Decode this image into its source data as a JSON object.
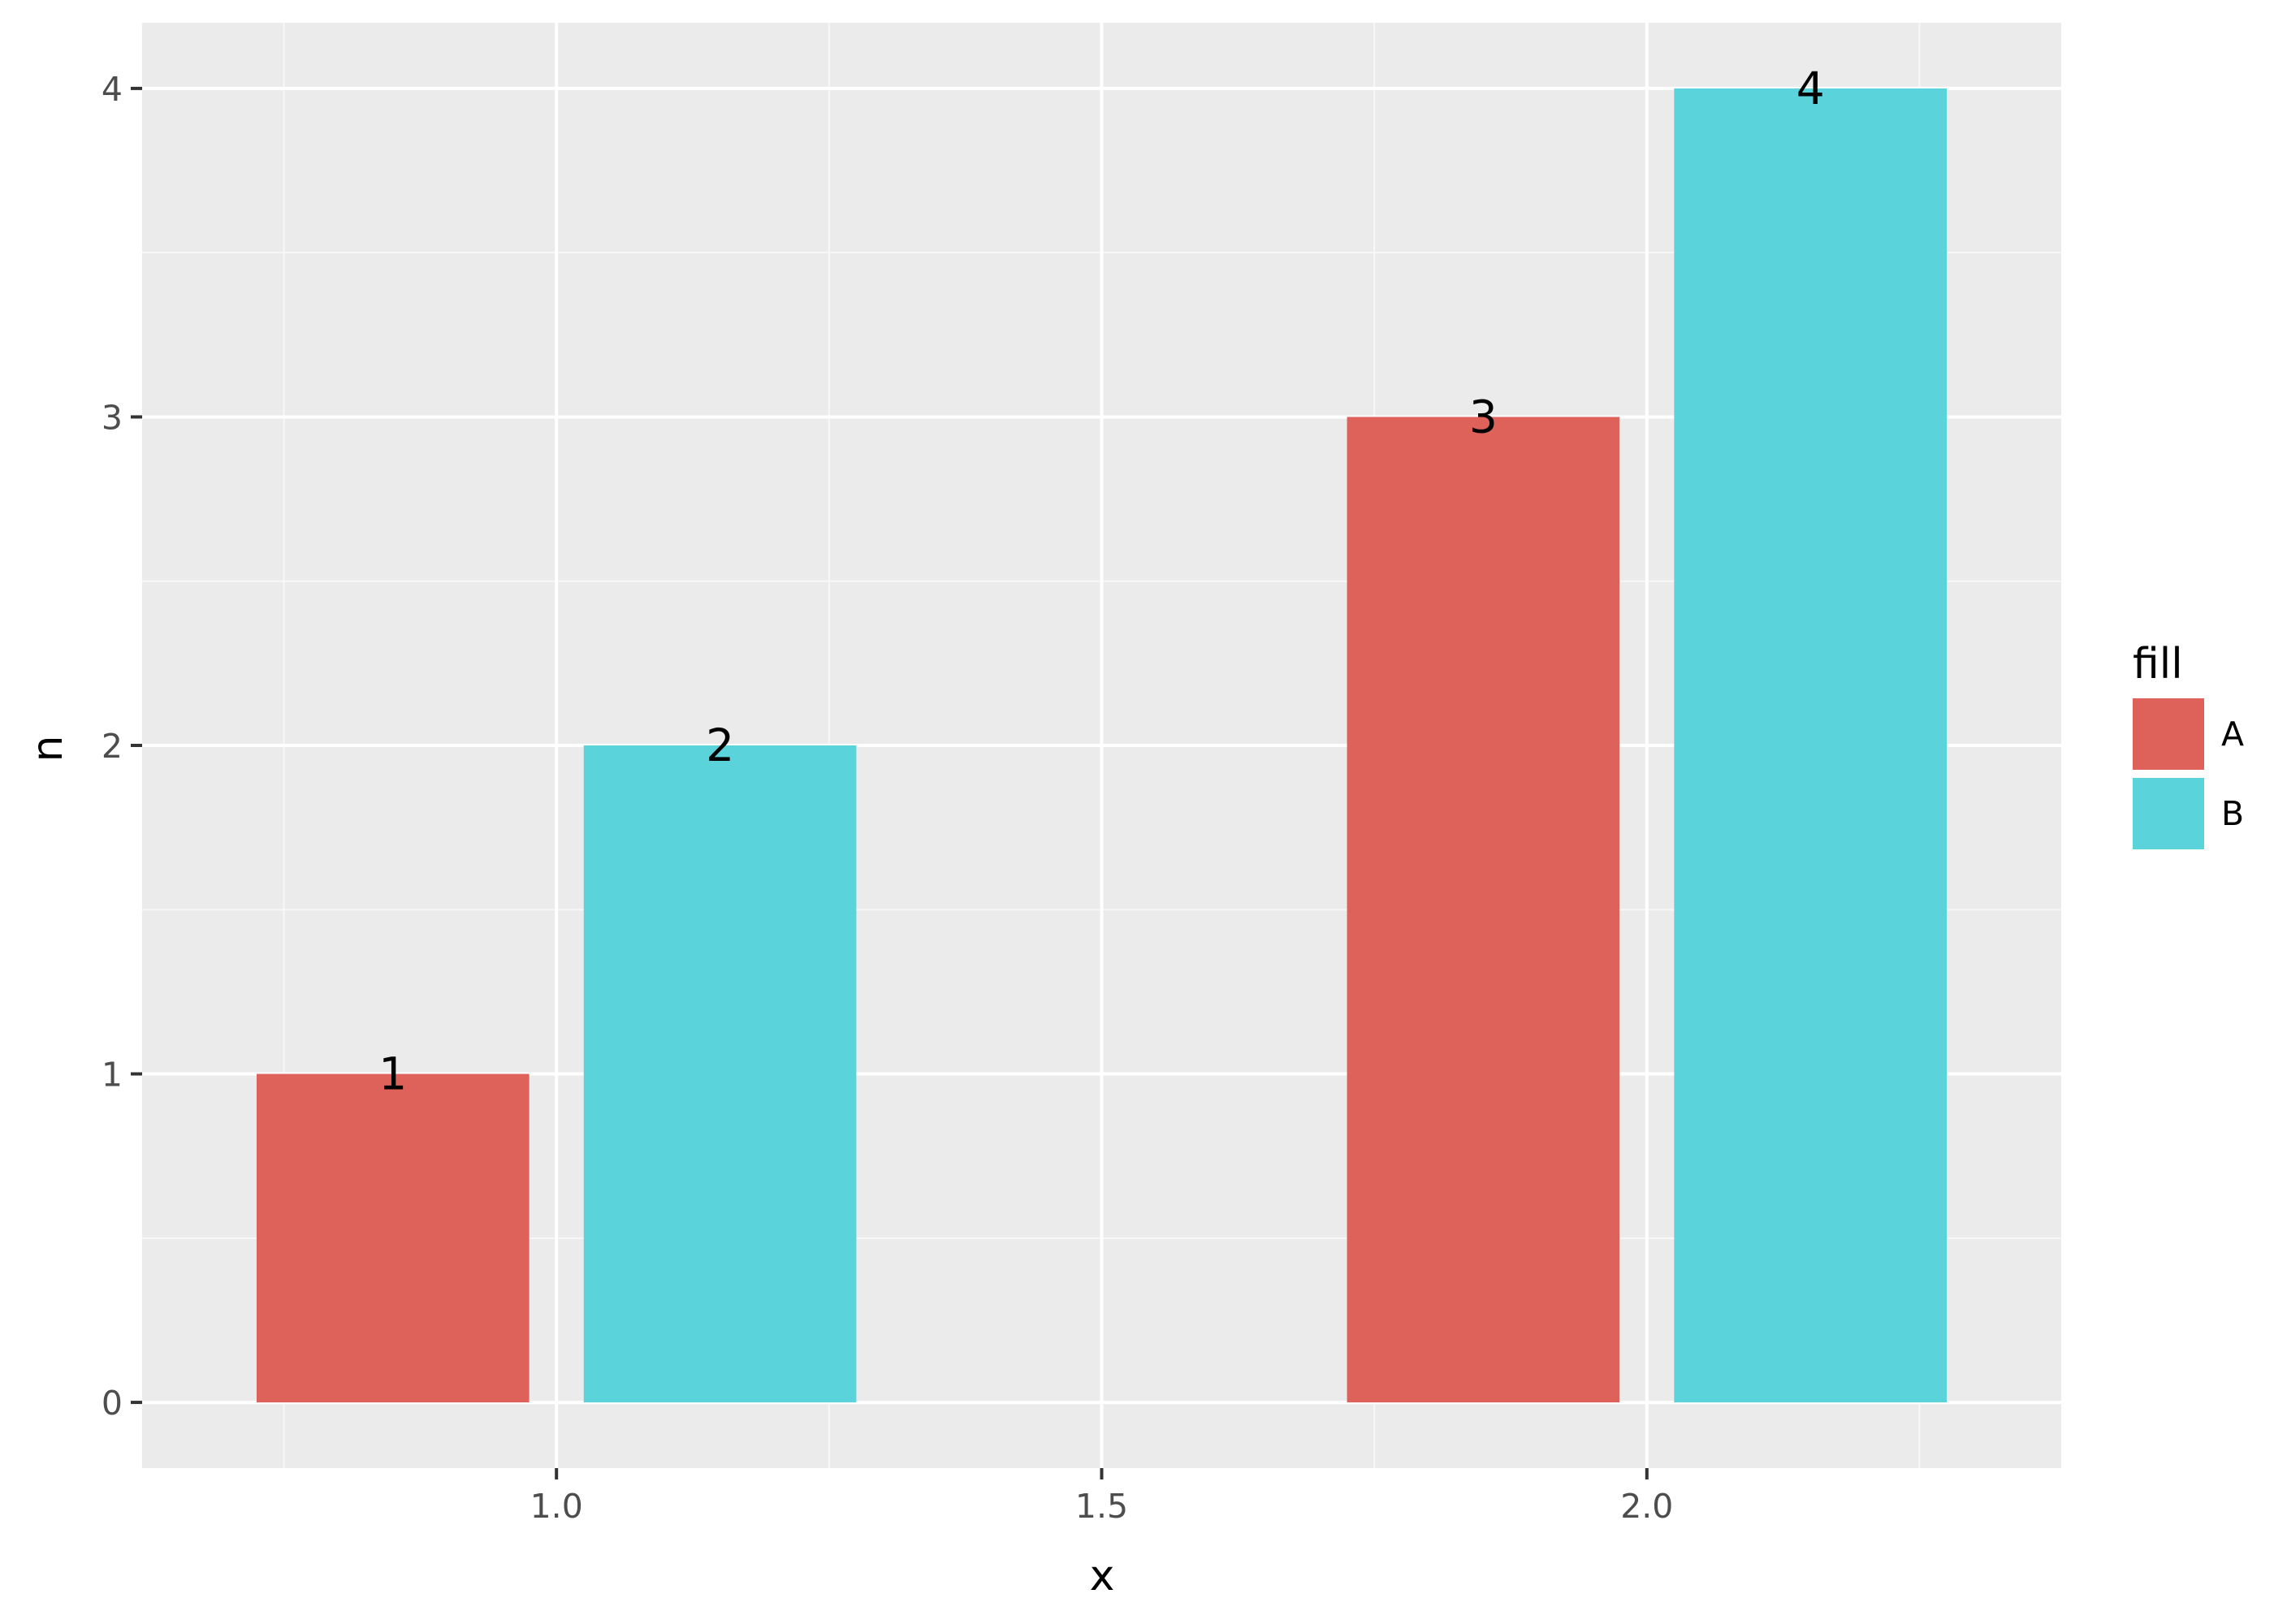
{
  "chart_data": {
    "type": "bar",
    "title": "",
    "xlabel": "x",
    "ylabel": "n",
    "xlim": [
      0.62,
      2.38
    ],
    "ylim": [
      -0.2,
      4.2
    ],
    "x_ticks": [
      1.0,
      1.5,
      2.0
    ],
    "x_tick_labels": [
      "1.0",
      "1.5",
      "2.0"
    ],
    "y_ticks": [
      0,
      1,
      2,
      3,
      4
    ],
    "y_tick_labels": [
      "0",
      "1",
      "2",
      "3",
      "4"
    ],
    "grid": true,
    "bar_width": 0.25,
    "legend": {
      "title": "fill",
      "placement": "right",
      "entries": [
        {
          "name": "A",
          "color": "#DE615A"
        },
        {
          "name": "B",
          "color": "#5AD3DB"
        }
      ]
    },
    "bars": [
      {
        "x": 0.85,
        "value": 1,
        "group": "A",
        "label": "1"
      },
      {
        "x": 1.15,
        "value": 2,
        "group": "B",
        "label": "2"
      },
      {
        "x": 1.85,
        "value": 3,
        "group": "A",
        "label": "3"
      },
      {
        "x": 2.15,
        "value": 4,
        "group": "B",
        "label": "4"
      }
    ]
  },
  "colors": {
    "panel_background": "#EBEBEB",
    "grid_major": "#FFFFFF",
    "grid_minor": "#F7F7F7",
    "tick_text": "#4D4D4D"
  }
}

#### Requirement
Retype the entries word for word. Omit any images.

#### Solution to the exercise
Decode this image into its source data as a JSON object.
{
  "chart_data": {
    "type": "bar",
    "title": "",
    "xlabel": "x",
    "ylabel": "n",
    "xlim": [
      0.62,
      2.38
    ],
    "ylim": [
      -0.2,
      4.2
    ],
    "x_ticks": [
      1.0,
      1.5,
      2.0
    ],
    "x_tick_labels": [
      "1.0",
      "1.5",
      "2.0"
    ],
    "y_ticks": [
      0,
      1,
      2,
      3,
      4
    ],
    "y_tick_labels": [
      "0",
      "1",
      "2",
      "3",
      "4"
    ],
    "grid": true,
    "bar_width": 0.25,
    "legend": {
      "title": "fill",
      "placement": "right",
      "entries": [
        {
          "name": "A",
          "color": "#DE615A"
        },
        {
          "name": "B",
          "color": "#5AD3DB"
        }
      ]
    },
    "bars": [
      {
        "x": 0.85,
        "value": 1,
        "group": "A",
        "label": "1"
      },
      {
        "x": 1.15,
        "value": 2,
        "group": "B",
        "label": "2"
      },
      {
        "x": 1.85,
        "value": 3,
        "group": "A",
        "label": "3"
      },
      {
        "x": 2.15,
        "value": 4,
        "group": "B",
        "label": "4"
      }
    ]
  },
  "colors": {
    "panel_background": "#EBEBEB",
    "grid_major": "#FFFFFF",
    "grid_minor": "#F7F7F7",
    "tick_text": "#4D4D4D"
  }
}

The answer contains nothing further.